● **Given entries**:
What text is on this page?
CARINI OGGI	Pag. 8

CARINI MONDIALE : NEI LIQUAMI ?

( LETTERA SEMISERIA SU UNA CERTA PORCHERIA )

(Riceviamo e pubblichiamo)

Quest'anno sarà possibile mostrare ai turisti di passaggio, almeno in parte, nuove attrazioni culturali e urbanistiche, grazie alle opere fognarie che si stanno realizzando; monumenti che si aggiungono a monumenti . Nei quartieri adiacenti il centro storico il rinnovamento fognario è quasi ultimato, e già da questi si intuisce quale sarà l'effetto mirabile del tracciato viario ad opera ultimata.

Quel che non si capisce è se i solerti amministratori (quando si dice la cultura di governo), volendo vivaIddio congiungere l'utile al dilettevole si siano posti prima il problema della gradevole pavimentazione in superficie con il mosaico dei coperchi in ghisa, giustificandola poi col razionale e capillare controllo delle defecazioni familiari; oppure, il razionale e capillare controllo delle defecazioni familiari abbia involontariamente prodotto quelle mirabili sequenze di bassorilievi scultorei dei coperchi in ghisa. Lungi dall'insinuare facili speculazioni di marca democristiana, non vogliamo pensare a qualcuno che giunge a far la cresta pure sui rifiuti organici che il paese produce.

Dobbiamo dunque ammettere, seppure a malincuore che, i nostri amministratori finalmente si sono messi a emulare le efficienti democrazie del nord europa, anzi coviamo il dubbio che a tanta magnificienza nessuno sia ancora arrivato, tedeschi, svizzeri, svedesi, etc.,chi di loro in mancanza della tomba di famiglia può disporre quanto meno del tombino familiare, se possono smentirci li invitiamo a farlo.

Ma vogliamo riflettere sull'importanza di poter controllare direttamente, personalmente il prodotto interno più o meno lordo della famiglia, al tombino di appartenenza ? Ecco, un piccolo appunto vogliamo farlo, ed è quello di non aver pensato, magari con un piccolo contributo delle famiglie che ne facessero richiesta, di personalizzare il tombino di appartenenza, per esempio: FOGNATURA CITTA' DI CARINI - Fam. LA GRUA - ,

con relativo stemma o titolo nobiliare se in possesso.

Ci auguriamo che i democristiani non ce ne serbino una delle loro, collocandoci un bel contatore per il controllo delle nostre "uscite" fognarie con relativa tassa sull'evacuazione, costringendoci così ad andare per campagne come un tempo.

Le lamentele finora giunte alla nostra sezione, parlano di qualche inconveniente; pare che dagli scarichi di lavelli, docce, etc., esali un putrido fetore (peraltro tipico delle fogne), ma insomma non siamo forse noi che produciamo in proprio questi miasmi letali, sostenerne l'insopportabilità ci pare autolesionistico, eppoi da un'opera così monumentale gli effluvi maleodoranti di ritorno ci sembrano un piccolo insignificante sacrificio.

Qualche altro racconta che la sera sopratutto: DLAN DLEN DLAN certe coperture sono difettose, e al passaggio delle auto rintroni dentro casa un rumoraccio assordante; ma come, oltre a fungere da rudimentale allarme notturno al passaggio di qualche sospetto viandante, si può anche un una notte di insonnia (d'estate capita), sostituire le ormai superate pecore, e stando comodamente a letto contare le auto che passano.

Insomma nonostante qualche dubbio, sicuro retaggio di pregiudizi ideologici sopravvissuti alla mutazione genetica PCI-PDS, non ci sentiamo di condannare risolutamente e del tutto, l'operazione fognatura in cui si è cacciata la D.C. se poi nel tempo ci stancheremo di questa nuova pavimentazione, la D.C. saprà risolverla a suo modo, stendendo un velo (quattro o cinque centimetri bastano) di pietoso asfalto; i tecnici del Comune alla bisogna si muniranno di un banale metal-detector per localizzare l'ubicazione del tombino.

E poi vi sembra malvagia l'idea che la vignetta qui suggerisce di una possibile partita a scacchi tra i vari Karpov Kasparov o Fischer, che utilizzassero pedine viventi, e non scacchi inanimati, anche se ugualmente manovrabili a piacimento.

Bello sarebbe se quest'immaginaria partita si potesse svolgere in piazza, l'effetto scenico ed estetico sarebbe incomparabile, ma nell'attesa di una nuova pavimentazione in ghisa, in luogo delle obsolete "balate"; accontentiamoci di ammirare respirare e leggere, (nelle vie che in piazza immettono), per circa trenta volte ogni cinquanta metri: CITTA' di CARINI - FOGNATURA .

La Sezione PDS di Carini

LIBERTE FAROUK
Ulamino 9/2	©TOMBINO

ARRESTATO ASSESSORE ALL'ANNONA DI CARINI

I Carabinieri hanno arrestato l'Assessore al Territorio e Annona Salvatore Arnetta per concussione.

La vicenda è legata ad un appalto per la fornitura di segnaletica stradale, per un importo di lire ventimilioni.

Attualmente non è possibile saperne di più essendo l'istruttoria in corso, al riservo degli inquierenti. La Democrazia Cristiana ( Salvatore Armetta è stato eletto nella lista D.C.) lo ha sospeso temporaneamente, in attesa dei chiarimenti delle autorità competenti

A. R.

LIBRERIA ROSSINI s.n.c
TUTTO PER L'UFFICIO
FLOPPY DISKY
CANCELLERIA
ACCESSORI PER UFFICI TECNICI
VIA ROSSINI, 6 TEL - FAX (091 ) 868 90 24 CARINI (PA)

● **Problem**: Extract every line above exactly as it stands.

● **Answer to the task**:
What text is on this page?
CARINI OGGI	Pag. 8

CARINI MONDIALE : NEI LIQUAMI ?

( LETTERA SEMISERIA SU UNA CERTA PORCHERIA )

(Riceviamo e pubblichiamo)

Quest'anno sarà possibile mostrare ai turisti di passaggio, almeno in parte, nuove attrazioni culturali e urbanistiche, grazie alle opere fognarie che si stanno realizzando; monumenti che si aggiungono a monumenti . Nei quartieri adiacenti il centro storico il rinnovamento fognario è quasi ultimato, e già da questi si intuisce quale sarà l'effetto mirabile del tracciato viario ad opera ultimata.

Quel che non si capisce è se i solerti amministratori (quando si dice la cultura di governo), volendo vivaIddio congiungere l'utile al dilettevole si siano posti prima il problema della gradevole pavimentazione in superficie con il mosaico dei coperchi in ghisa, giustificandola poi col razionale e capillare controllo delle defecazioni familiari; oppure, il razionale e capillare controllo delle defecazioni familiari abbia involontariamente prodotto quelle mirabili sequenze di bassorilievi scultorei dei coperchi in ghisa. Lungi dall'insinuare facili speculazioni di marca democristiana, non vogliamo pensare a qualcuno che giunge a far la cresta pure sui rifiuti organici che il paese produce.

Dobbiamo dunque ammettere, seppure a malincuore che, i nostri amministratori finalmente si sono messi a emulare le efficienti democrazie del nord europa, anzi coviamo il dubbio che a tanta magnificienza nessuno sia ancora arrivato, tedeschi, svizzeri, svedesi, etc.,chi di loro in mancanza della tomba di famiglia può disporre quanto meno del tombino familiare, se possono smentirci li invitiamo a farlo.

Ma vogliamo riflettere sull'importanza di poter controllare direttamente, personalmente il prodotto interno più o meno lordo della famiglia, al tombino di appartenenza ? Ecco, un piccolo appunto vogliamo farlo, ed è quello di non aver pensato, magari con un piccolo contributo delle famiglie che ne facessero richiesta, di personalizzare il tombino di appartenenza, per esempio: FOGNATURA CITTA' DI CARINI - Fam. LA GRUA - ,

con relativo stemma o titolo nobiliare se in possesso.

Ci auguriamo che i democristiani non ce ne serbino una delle loro, collocandoci un bel contatore per il controllo delle nostre "uscite" fognarie con relativa tassa sull'evacuazione, costringendoci così ad andare per campagne come un tempo.

Le lamentele finora giunte alla nostra sezione, parlano di qualche inconveniente; pare che dagli scarichi di lavelli, docce, etc., esali un putrido fetore (peraltro tipico delle fogne), ma insomma non siamo forse noi che produciamo in proprio questi miasmi letali, sostenerne l'insopportabilità ci pare autolesionistico, eppoi da un'opera così monumentale gli effluvi maleodoranti di ritorno ci sembrano un piccolo insignificante sacrificio.

Qualche altro racconta che la sera sopratutto: DLAN DLEN DLAN certe coperture sono difettose, e al passaggio delle auto rintroni dentro casa un rumoraccio assordante; ma come, oltre a fungere da rudimentale allarme notturno al passaggio di qualche sospetto viandante, si può anche un una notte di insonnia (d'estate capita), sostituire le ormai superate pecore, e stando comodamente a letto contare le auto che passano.

Insomma nonostante qualche dubbio, sicuro retaggio di pregiudizi ideologici sopravvissuti alla mutazione genetica PCI-PDS, non ci sentiamo di condannare risolutamente e del tutto, l'operazione fognatura in cui si è cacciata la D.C. se poi nel tempo ci stancheremo di questa nuova pavimentazione, la D.C. saprà risolverla a suo modo, stendendo un velo (quattro o cinque centimetri bastano) di pietoso asfalto; i tecnici del Comune alla bisogna si muniranno di un banale metal-detector per localizzare l'ubicazione del tombino.

E poi vi sembra malvagia l'idea che la vignetta qui suggerisce di una possibile partita a scacchi tra i vari Karpov Kasparov o Fischer, che utilizzassero pedine viventi, e non scacchi inanimati, anche se ugualmente manovrabili a piacimento.

Bello sarebbe se quest'immaginaria partita si potesse svolgere in piazza, l'effetto scenico ed estetico sarebbe incomparabile, ma nell'attesa di una nuova pavimentazione in ghisa, in luogo delle obsolete "balate"; accontentiamoci di ammirare respirare e leggere, (nelle vie che in piazza immettono), per circa trenta volte ogni cinquanta metri: CITTA' di CARINI - FOGNATURA .

La Sezione PDS di Carini

LIBERTE FAROUK
Ulamino 9/2	©TOMBINO

ARRESTATO ASSESSORE ALL'ANNONA DI CARINI

I Carabinieri hanno arrestato l'Assessore al Territorio e Annona Salvatore Arnetta per concussione.

La vicenda è legata ad un appalto per la fornitura di segnaletica stradale, per un importo di lire ventimilioni.

Attualmente non è possibile saperne di più essendo l'istruttoria in corso, al riservo degli inquierenti. La Democrazia Cristiana ( Salvatore Armetta è stato eletto nella lista D.C.) lo ha sospeso temporaneamente, in attesa dei chiarimenti delle autorità competenti

A. R.

LIBRERIA ROSSINI s.n.c
TUTTO PER L'UFFICIO
FLOPPY DISKY
CANCELLERIA
ACCESSORI PER UFFICI TECNICI
VIA ROSSINI, 6 TEL - FAX (091 ) 868 90 24 CARINI (PA)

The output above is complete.